PROBLEM DETAILS - Find every line in the records that holds the string "Access". Copy each one.

Stored entries -
--- START ---

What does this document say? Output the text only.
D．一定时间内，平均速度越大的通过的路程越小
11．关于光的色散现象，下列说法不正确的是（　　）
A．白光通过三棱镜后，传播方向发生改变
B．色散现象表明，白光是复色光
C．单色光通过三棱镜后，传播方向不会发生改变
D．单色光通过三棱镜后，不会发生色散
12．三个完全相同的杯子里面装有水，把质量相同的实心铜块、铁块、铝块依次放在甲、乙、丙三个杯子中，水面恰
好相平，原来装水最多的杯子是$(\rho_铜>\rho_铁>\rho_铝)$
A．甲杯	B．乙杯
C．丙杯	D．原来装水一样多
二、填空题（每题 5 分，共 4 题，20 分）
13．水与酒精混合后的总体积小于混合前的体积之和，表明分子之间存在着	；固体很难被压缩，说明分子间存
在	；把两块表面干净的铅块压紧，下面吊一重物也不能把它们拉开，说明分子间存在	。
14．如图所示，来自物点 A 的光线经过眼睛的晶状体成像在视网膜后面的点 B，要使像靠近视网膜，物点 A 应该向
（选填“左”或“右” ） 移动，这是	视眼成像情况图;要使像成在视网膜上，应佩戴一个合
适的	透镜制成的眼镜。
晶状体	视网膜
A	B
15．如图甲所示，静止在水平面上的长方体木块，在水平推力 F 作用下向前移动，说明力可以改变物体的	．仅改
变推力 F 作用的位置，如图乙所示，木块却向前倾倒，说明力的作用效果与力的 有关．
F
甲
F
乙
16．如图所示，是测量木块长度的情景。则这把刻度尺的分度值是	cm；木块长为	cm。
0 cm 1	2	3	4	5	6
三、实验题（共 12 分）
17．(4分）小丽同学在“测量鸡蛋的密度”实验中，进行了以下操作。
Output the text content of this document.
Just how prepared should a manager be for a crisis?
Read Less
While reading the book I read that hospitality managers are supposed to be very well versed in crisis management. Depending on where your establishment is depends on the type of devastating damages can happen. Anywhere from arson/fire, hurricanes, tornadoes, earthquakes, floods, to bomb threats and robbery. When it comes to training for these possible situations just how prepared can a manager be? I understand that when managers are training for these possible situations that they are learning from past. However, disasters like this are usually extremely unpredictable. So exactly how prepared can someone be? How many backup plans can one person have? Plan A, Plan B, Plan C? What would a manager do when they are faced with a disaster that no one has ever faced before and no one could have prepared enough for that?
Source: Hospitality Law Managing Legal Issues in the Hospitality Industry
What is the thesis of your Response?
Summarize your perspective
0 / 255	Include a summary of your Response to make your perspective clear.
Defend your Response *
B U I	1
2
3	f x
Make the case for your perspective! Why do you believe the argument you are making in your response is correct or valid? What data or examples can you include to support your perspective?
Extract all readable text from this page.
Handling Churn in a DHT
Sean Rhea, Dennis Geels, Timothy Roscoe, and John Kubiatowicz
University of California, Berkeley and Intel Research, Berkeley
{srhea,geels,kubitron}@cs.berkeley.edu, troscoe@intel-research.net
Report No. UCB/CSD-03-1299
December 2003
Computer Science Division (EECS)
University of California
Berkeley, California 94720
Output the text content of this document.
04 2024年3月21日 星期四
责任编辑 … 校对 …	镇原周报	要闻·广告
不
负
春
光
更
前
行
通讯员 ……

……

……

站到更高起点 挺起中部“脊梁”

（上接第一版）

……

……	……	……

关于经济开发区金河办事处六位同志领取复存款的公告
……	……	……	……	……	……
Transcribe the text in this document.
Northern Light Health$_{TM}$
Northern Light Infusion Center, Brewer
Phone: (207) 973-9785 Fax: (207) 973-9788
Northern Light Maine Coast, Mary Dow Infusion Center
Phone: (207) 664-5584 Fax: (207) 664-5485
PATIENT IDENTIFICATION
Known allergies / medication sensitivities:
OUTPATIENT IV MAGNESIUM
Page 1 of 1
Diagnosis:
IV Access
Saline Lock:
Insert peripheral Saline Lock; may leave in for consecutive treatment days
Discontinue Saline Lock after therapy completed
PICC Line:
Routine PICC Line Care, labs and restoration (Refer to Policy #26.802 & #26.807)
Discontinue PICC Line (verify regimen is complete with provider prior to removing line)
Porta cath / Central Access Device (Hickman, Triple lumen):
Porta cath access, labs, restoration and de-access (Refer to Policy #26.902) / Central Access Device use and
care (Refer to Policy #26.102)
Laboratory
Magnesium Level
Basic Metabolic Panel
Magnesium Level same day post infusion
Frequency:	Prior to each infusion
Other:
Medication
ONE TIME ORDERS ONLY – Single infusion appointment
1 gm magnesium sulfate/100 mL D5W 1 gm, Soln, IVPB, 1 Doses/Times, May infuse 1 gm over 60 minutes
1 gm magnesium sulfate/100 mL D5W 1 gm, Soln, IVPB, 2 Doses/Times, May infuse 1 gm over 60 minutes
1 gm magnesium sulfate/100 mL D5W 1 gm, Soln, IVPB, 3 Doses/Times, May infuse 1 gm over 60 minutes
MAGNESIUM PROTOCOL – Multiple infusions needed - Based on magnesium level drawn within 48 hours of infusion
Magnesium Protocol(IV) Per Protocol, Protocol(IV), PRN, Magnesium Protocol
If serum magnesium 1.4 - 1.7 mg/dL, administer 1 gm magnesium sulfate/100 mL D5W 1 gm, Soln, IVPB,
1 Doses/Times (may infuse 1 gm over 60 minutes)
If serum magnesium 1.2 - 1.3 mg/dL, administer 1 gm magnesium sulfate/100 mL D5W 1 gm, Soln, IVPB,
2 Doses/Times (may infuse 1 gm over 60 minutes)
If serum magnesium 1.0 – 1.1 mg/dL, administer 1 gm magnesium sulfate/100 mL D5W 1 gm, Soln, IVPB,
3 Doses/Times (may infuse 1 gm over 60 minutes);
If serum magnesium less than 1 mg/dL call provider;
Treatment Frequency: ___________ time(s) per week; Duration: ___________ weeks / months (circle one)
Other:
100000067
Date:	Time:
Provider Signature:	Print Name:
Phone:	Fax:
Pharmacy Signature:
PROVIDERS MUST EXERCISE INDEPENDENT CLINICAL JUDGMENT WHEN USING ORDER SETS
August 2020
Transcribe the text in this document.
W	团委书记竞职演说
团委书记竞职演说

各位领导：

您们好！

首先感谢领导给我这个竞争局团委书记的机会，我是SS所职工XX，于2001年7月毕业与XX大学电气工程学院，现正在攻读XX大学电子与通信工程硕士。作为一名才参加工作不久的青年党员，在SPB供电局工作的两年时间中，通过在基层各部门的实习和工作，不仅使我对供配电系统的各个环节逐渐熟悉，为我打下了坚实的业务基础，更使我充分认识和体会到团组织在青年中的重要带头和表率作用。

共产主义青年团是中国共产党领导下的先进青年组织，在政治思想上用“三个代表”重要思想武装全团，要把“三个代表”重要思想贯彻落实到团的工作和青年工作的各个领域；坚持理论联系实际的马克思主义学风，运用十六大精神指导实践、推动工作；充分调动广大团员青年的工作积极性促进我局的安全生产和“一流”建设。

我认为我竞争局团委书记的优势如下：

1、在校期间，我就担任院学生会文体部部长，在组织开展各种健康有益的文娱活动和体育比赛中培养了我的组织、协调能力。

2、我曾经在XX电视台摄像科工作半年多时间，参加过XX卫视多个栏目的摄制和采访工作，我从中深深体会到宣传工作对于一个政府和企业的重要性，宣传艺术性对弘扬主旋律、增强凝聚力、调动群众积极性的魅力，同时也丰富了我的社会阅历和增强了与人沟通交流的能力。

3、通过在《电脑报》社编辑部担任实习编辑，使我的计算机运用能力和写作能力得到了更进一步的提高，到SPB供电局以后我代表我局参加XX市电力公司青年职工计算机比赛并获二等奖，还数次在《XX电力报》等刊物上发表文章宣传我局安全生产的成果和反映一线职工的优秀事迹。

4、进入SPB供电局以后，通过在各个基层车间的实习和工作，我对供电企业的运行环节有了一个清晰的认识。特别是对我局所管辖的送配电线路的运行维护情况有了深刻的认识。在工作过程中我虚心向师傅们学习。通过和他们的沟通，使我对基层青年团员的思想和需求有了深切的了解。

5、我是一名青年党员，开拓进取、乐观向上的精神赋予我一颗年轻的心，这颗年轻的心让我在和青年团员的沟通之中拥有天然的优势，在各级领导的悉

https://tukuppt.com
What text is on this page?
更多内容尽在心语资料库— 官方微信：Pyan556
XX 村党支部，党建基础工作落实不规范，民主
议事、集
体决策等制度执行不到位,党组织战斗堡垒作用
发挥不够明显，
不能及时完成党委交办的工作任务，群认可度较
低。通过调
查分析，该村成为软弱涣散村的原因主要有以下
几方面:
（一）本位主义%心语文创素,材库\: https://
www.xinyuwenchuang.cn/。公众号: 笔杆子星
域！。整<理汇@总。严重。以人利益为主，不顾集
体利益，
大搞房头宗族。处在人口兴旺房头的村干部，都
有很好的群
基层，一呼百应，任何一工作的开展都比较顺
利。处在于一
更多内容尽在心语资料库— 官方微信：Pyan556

--- END ---

THE COMPLETED TASK -
IV Access
Porta cath / Central Access Device (Hickman, Triple lumen):
Porta cath access, labs, restoration and de-access (Refer to Policy #26.902) / Central Access Device use and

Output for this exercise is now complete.